* **What is needed**
Images are excluded; otherwise, output every record exactly.

═════ Record set

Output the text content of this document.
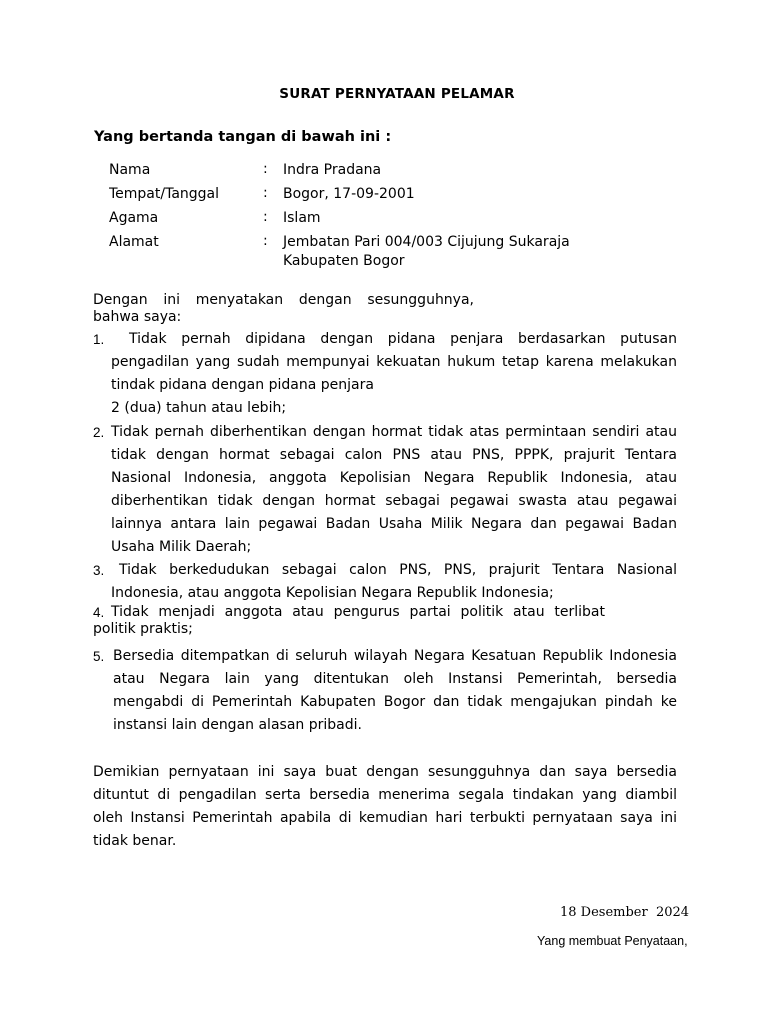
SURAT PERNYATAAN PELAMAR
Yang bertanda tangan di bawah ini :
Nama	: Indra Pradana
Tempat/Tanggal	: Bogor, 17-09-2001
Agama	: Islam
Alamat	: Jembatan Pari 004/003 Cijujung Sukaraja Kabupaten Bogor
Dengan ini menyatakan dengan sesungguhnya,
bahwa saya:
1. Tidak pernah dipidana dengan pidana penjara berdasarkan putusan
pengadilan yang sudah mempunyai kekuatan hukum tetap karena melakukan
tindak pidana dengan pidana penjara
2 (dua) tahun atau lebih;
2. Tidak pernah diberhentikan dengan hormat tidak atas permintaan sendiri atau
tidak dengan hormat sebagai calon PNS atau PNS, PPPK, prajurit Tentara
Nasional Indonesia, anggota Kepolisian Negara Republik Indonesia, atau
diberhentikan tidak dengan hormat sebagai pegawai swasta atau pegawai
lainnya antara lain pegawai Badan Usaha Milik Negara dan pegawai Badan
Usaha Milik Daerah;
3. Tidak berkedudukan sebagai calon PNS, PNS, prajurit Tentara Nasional
Indonesia, atau anggota Kepolisian Negara Republik Indonesia;
4. Tidak menjadi anggota atau pengurus partai politik atau terlibat
politik praktis;
5. Bersedia ditempatkan di seluruh wilayah Negara Kesatuan Republik Indonesia
atau Negara lain yang ditentukan oleh Instansi Pemerintah, bersedia
mengabdi di Pemerintah Kabupaten Bogor dan tidak mengajukan pindah ke
instansi lain dengan alasan pribadi.
Demikian pernyataan ini saya buat dengan sesungguhnya dan saya bersedia
dituntut di pengadilan serta bersedia menerima segala tindakan yang diambil
oleh Instansi Pemerintah apabila di kemudian hari terbukti pernyataan saya ini
tidak benar.
18 Desember  2024
Yang membuat Penyataan,
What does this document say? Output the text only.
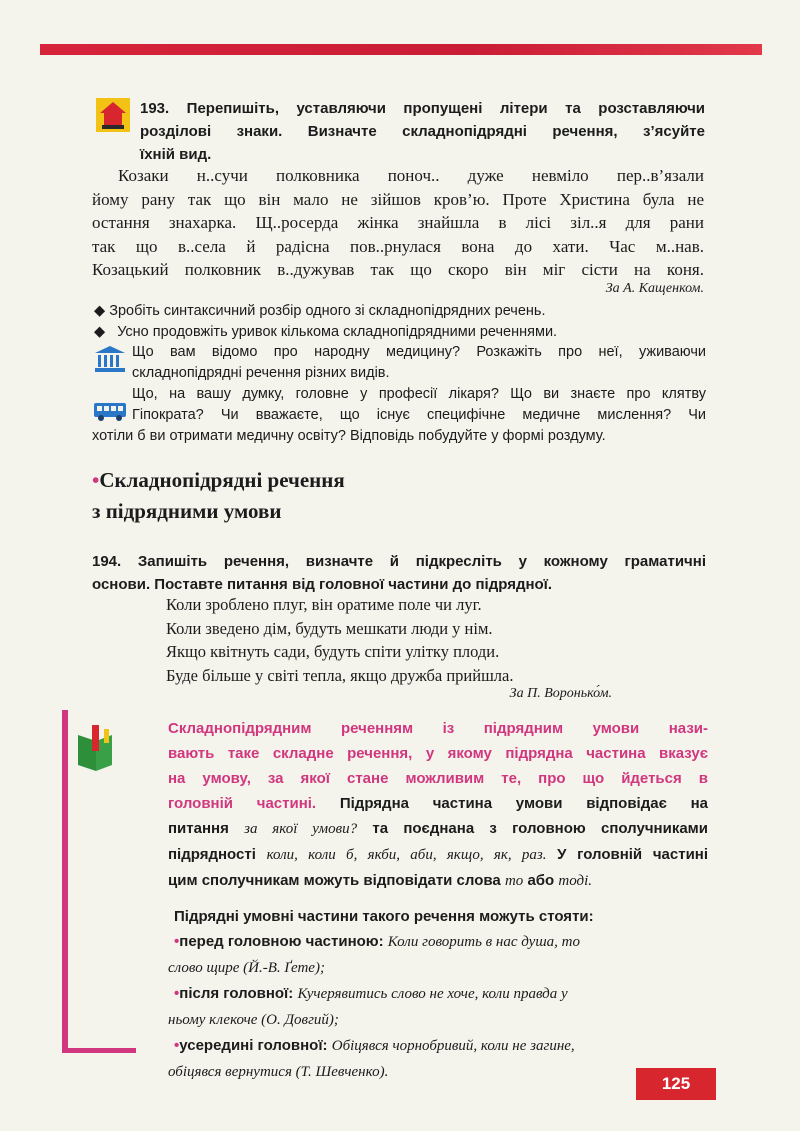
193. Перепишіть, уставляючи пропущені літери та розставляючи
розділові знаки. Визначте складнопідрядні речення, з’ясуйте
їхній вид.
Козаки н..сучи полковника поноч.. дуже невміло пер..в’язали
йому рану так що він мало не зійшов кров’ю. Проте Христина була не
остання знахарка. Щ..росерда жінка знайшла в лісі зіл..я для рани
так що в..села й радісна пов..рнулася вона до хати. Час м..нав.
Козацький полковник в..дужував так що скоро він міг сісти на коня.
За А. Кащенком.
◆ Зробіть синтаксичний розбір одного зі складнопідрядних речень.
◆ Усно продовжіть уривок кількома складнопідрядними реченнями.
Що вам відомо про народну медицину? Розкажіть про неї, уживаючи
складнопідрядні речення різних видів.
Що, на вашу думку, головне у професії лікаря? Що ви знаєте про клятву
Гіпократа? Чи вважаєте, що існує специфічне медичне мислення? Чи
хотіли б ви отримати медичну освіту? Відповідь побудуйте у формі роздуму.
•Складнопідрядні речення
з підрядними умови
194. Запишіть речення, визначте й підкресліть у кожному граматичні
основи. Поставте питання від головної частини до підрядної.
Коли зроблено плуг, він оратиме поле чи луг.
Коли зведено дім, будуть мешкати люди у нім.
Якщо квітнуть сади, будуть спіти улітку плоди.
Буде більше у світі тепла, якщо дружба прийшла.
За П. Воронько́м.
Складнопідрядним реченням із підрядним умови нази-
вають таке складне речення, у якому підрядна частина вказує
на умову, за якої стане можливим те, про що йдеться в
головній частині. Підрядна частина умови відповідає на
питання за якої умови? та поєднана з головною сполучниками
підрядності коли, коли б, якби, аби, якщо, як, раз. У головній частині
цим сполучникам можуть відповідати слова то або тоді.
Підрядні умовні частини такого речення можуть стояти:
•перед головною частиною: Коли говорить в нас душа, то
слово щире (Й.-В. Ґете);
•після головної: Кучерявитись слово не хоче, коли правда у
ньому клекоче (О. Довгий);
•усередині головної: Обіцявся чорнобривий, коли не загине,
обіцявся вернутися (Т. Шевченко).
125
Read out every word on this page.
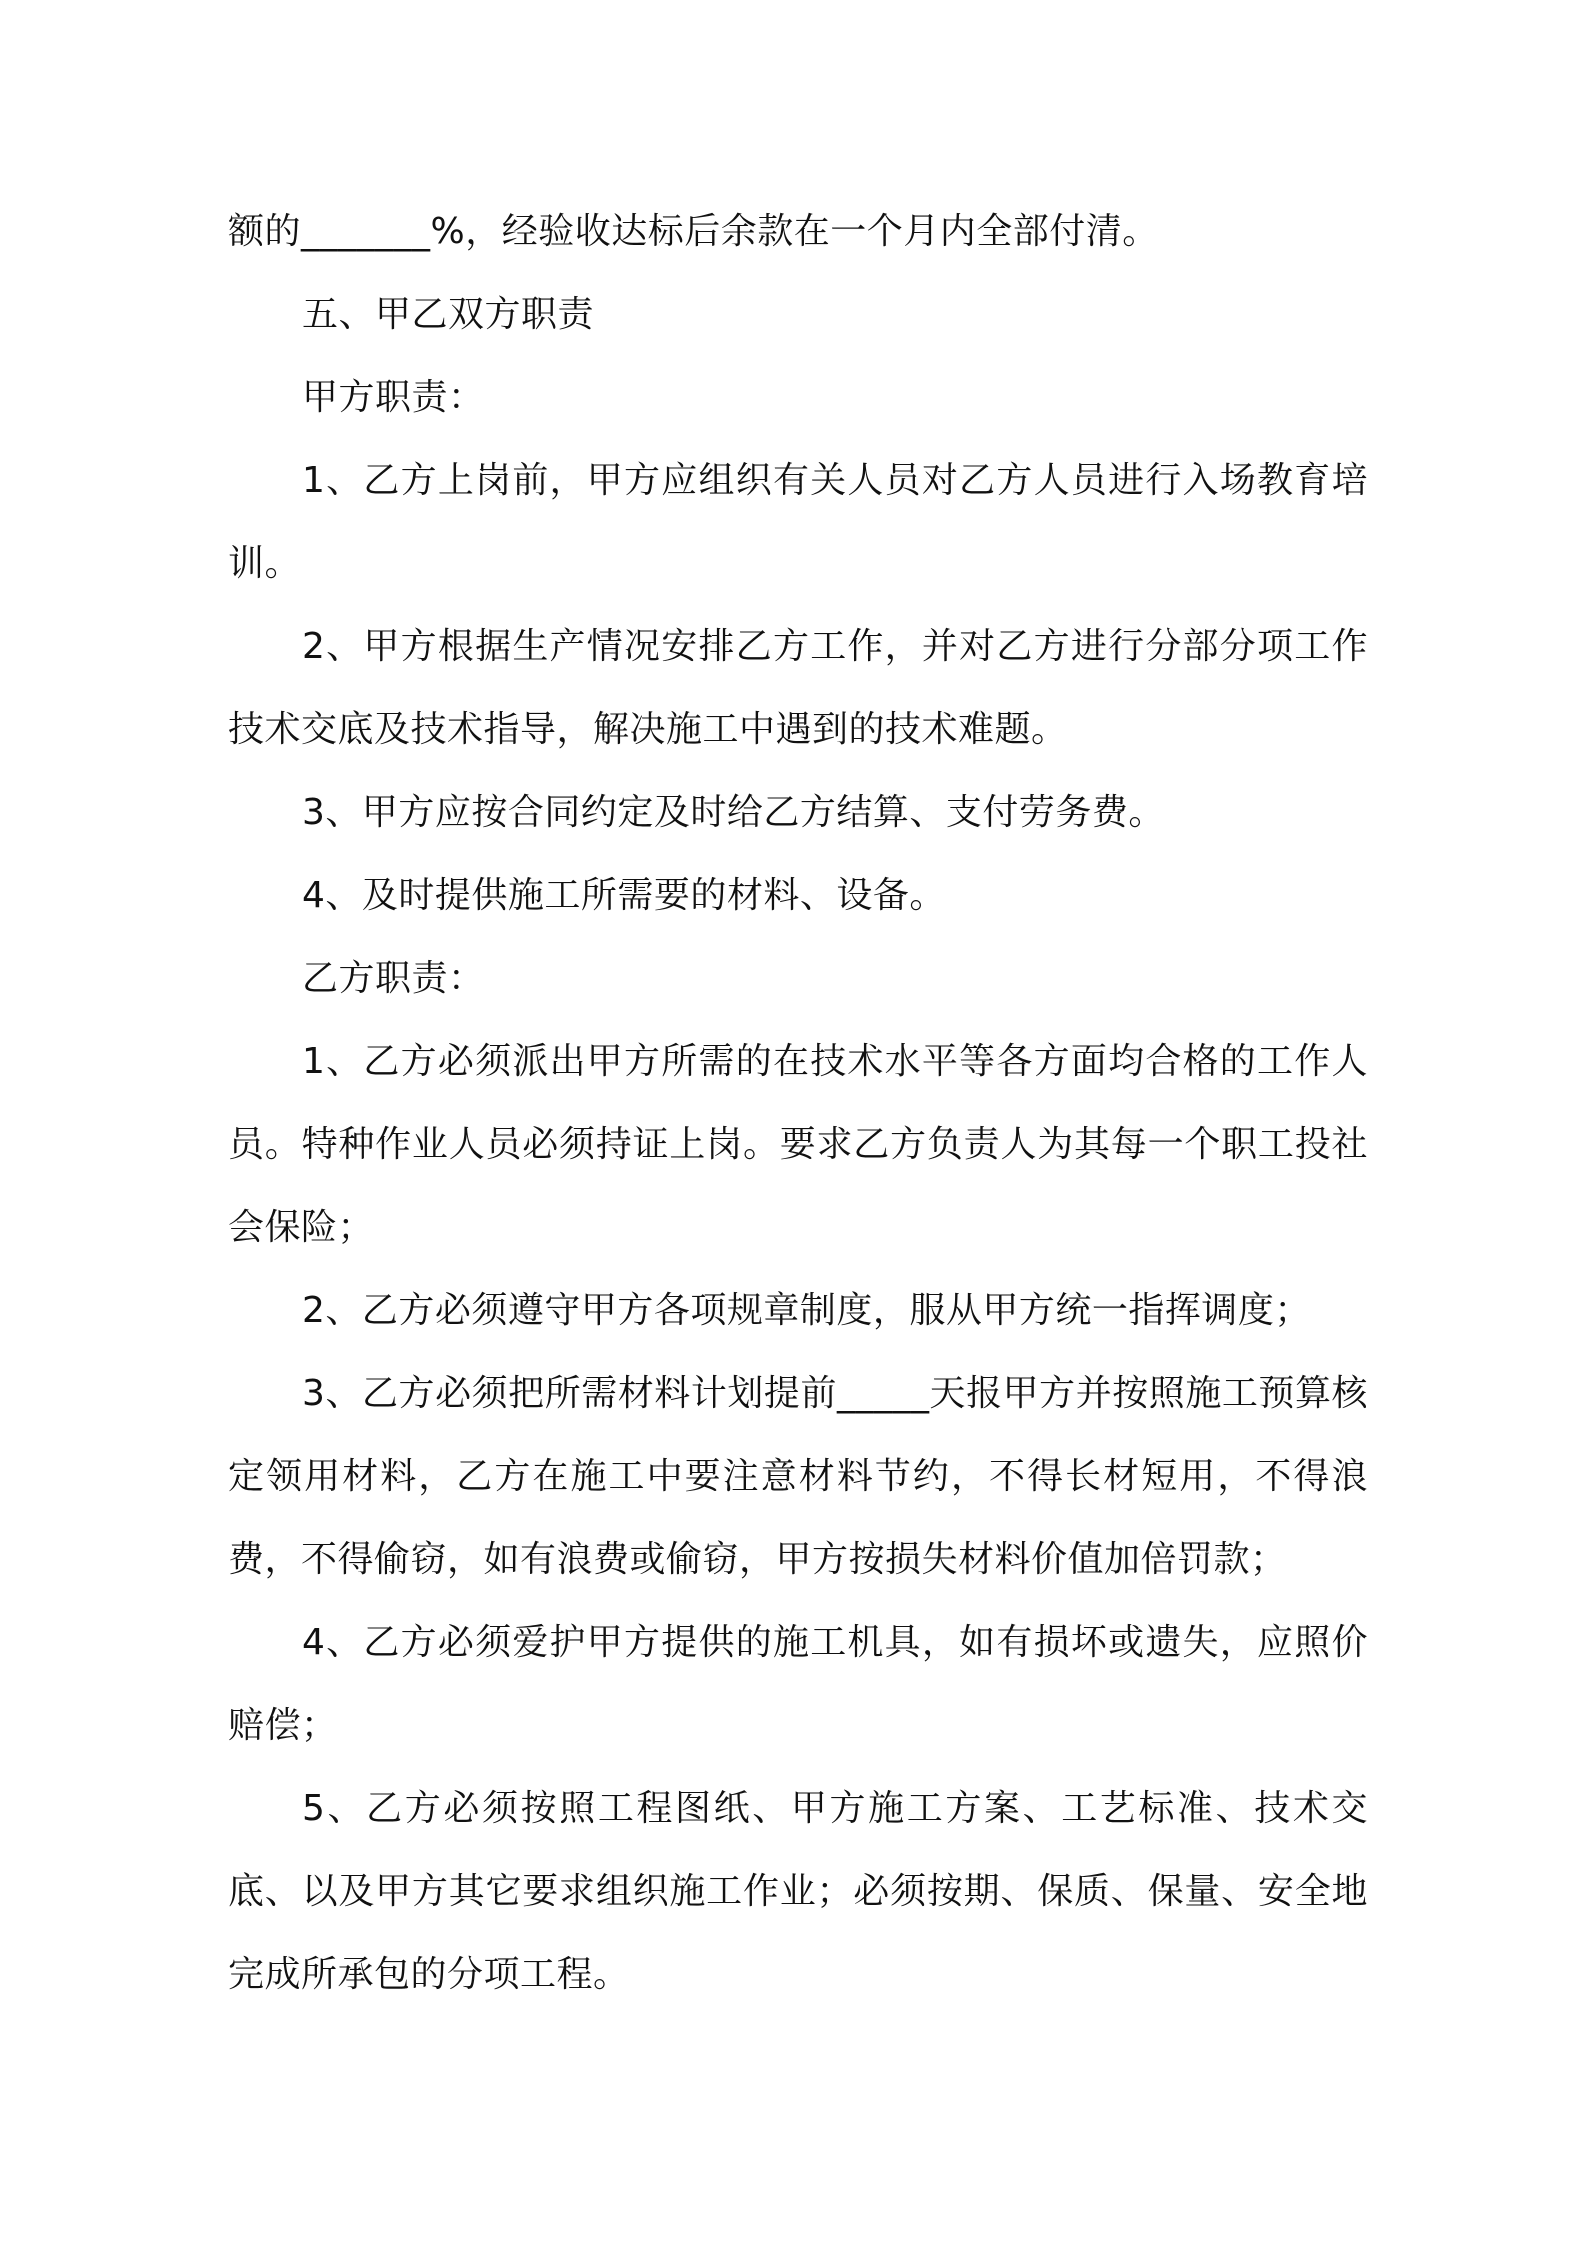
额的_______%，经验收达标后余款在一个月内全部付清。

五、甲乙双方职责

甲方职责：

1、乙方上岗前，甲方应组织有关人员对乙方人员进行入场教育培训。

2、甲方根据生产情况安排乙方工作，并对乙方进行分部分项工作技术交底及技术指导，解决施工中遇到的技术难题。

3、甲方应按合同约定及时给乙方结算、支付劳务费。

4、及时提供施工所需要的材料、设备。

乙方职责：

1、乙方必须派出甲方所需的在技术水平等各方面均合格的工作人员。特种作业人员必须持证上岗。要求乙方负责人为其每一个职工投社会保险；

2、乙方必须遵守甲方各项规章制度，服从甲方统一指挥调度；

3、乙方必须把所需材料计划提前_____天报甲方并按照施工预算核定领用材料，乙方在施工中要注意材料节约，不得长材短用，不得浪费，不得偷窃，如有浪费或偷窃，甲方按损失材料价值加倍罚款；

4、乙方必须爱护甲方提供的施工机具，如有损坏或遗失，应照价赔偿；

5、乙方必须按照工程图纸、甲方施工方案、工艺标准、技术交底、以及甲方其它要求组织施工作业；必须按期、保质、保量、安全地完成所承包的分项工程。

══════════

* **Full output**
Output the text content of this document.
SURAT PERNYATAAN PELAMAR
Yang bertanda tangan di bawah ini :
Nama	: Indra Pradana
Tempat/Tanggal	: Bogor, 17-09-2001
Agama	: Islam
Alamat	: Jembatan Pari 004/003 Cijujung Sukaraja Kabupaten Bogor
Dengan ini menyatakan dengan sesungguhnya,
bahwa saya:
1. Tidak pernah dipidana dengan pidana penjara berdasarkan putusan
pengadilan yang sudah mempunyai kekuatan hukum tetap karena melakukan
tindak pidana dengan pidana penjara
2 (dua) tahun atau lebih;
2. Tidak pernah diberhentikan dengan hormat tidak atas permintaan sendiri atau
tidak dengan hormat sebagai calon PNS atau PNS, PPPK, prajurit Tentara
Nasional Indonesia, anggota Kepolisian Negara Republik Indonesia, atau
diberhentikan tidak dengan hormat sebagai pegawai swasta atau pegawai
lainnya antara lain pegawai Badan Usaha Milik Negara dan pegawai Badan
Usaha Milik Daerah;
3. Tidak berkedudukan sebagai calon PNS, PNS, prajurit Tentara Nasional
Indonesia, atau anggota Kepolisian Negara Republik Indonesia;
4. Tidak menjadi anggota atau pengurus partai politik atau terlibat
politik praktis;
5. Bersedia ditempatkan di seluruh wilayah Negara Kesatuan Republik Indonesia
atau Negara lain yang ditentukan oleh Instansi Pemerintah, bersedia
mengabdi di Pemerintah Kabupaten Bogor dan tidak mengajukan pindah ke
instansi lain dengan alasan pribadi.
Demikian pernyataan ini saya buat dengan sesungguhnya dan saya bersedia
dituntut di pengadilan serta bersedia menerima segala tindakan yang diambil
oleh Instansi Pemerintah apabila di kemudian hari terbukti pernyataan saya ini
tidak benar.
18 Desember  2024
Yang membuat Penyataan,
What does this document say? Output the text only.
193. Перепишіть, уставляючи пропущені літери та розставляючи
розділові знаки. Визначте складнопідрядні речення, з’ясуйте
їхній вид.
Козаки н..сучи полковника поноч.. дуже невміло пер..в’язали
йому рану так що він мало не зійшов кров’ю. Проте Христина була не
остання знахарка. Щ..росерда жінка знайшла в лісі зіл..я для рани
так що в..села й радісна пов..рнулася вона до хати. Час м..нав.
Козацький полковник в..дужував так що скоро він міг сісти на коня.
За А. Кащенком.
◆ Зробіть синтаксичний розбір одного зі складнопідрядних речень.
◆ Усно продовжіть уривок кількома складнопідрядними реченнями.
Що вам відомо про народну медицину? Розкажіть про неї, уживаючи
складнопідрядні речення різних видів.
Що, на вашу думку, головне у професії лікаря? Що ви знаєте про клятву
Гіпократа? Чи вважаєте, що існує специфічне медичне мислення? Чи
хотіли б ви отримати медичну освіту? Відповідь побудуйте у формі роздуму.
•Складнопідрядні речення
з підрядними умови
194. Запишіть речення, визначте й підкресліть у кожному граматичні
основи. Поставте питання від головної частини до підрядної.
Коли зроблено плуг, він оратиме поле чи луг.
Коли зведено дім, будуть мешкати люди у нім.
Якщо квітнуть сади, будуть спіти улітку плоди.
Буде більше у світі тепла, якщо дружба прийшла.
За П. Воронько́м.
Складнопідрядним реченням із підрядним умови нази-
вають таке складне речення, у якому підрядна частина вказує
на умову, за якої стане можливим те, про що йдеться в
головній частині. Підрядна частина умови відповідає на
питання за якої умови? та поєднана з головною сполучниками
підрядності коли, коли б, якби, аби, якщо, як, раз. У головній частині
цим сполучникам можуть відповідати слова то або тоді.
Підрядні умовні частини такого речення можуть стояти:
•перед головною частиною: Коли говорить в нас душа, то
слово щире (Й.-В. Ґете);
•після головної: Кучерявитись слово не хоче, коли правда у
ньому клекоче (О. Довгий);
•усередині головної: Обіцявся чорнобривий, коли не загине,
обіцявся вернутися (Т. Шевченко).
125
Read out every word on this page.
额的_______%，经验收达标后余款在一个月内全部付清。

五、甲乙双方职责

甲方职责：

1、乙方上岗前，甲方应组织有关人员对乙方人员进行入场教育培训。

2、甲方根据生产情况安排乙方工作，并对乙方进行分部分项工作技术交底及技术指导，解决施工中遇到的技术难题。

3、甲方应按合同约定及时给乙方结算、支付劳务费。

4、及时提供施工所需要的材料、设备。

乙方职责：

1、乙方必须派出甲方所需的在技术水平等各方面均合格的工作人员。特种作业人员必须持证上岗。要求乙方负责人为其每一个职工投社会保险；

2、乙方必须遵守甲方各项规章制度，服从甲方统一指挥调度；

3、乙方必须把所需材料计划提前_____天报甲方并按照施工预算核定领用材料，乙方在施工中要注意材料节约，不得长材短用，不得浪费，不得偷窃，如有浪费或偷窃，甲方按损失材料价值加倍罚款；

4、乙方必须爱护甲方提供的施工机具，如有损坏或遗失，应照价赔偿；

5、乙方必须按照工程图纸、甲方施工方案、工艺标准、技术交底、以及甲方其它要求组织施工作业；必须按期、保质、保量、安全地完成所承包的分项工程。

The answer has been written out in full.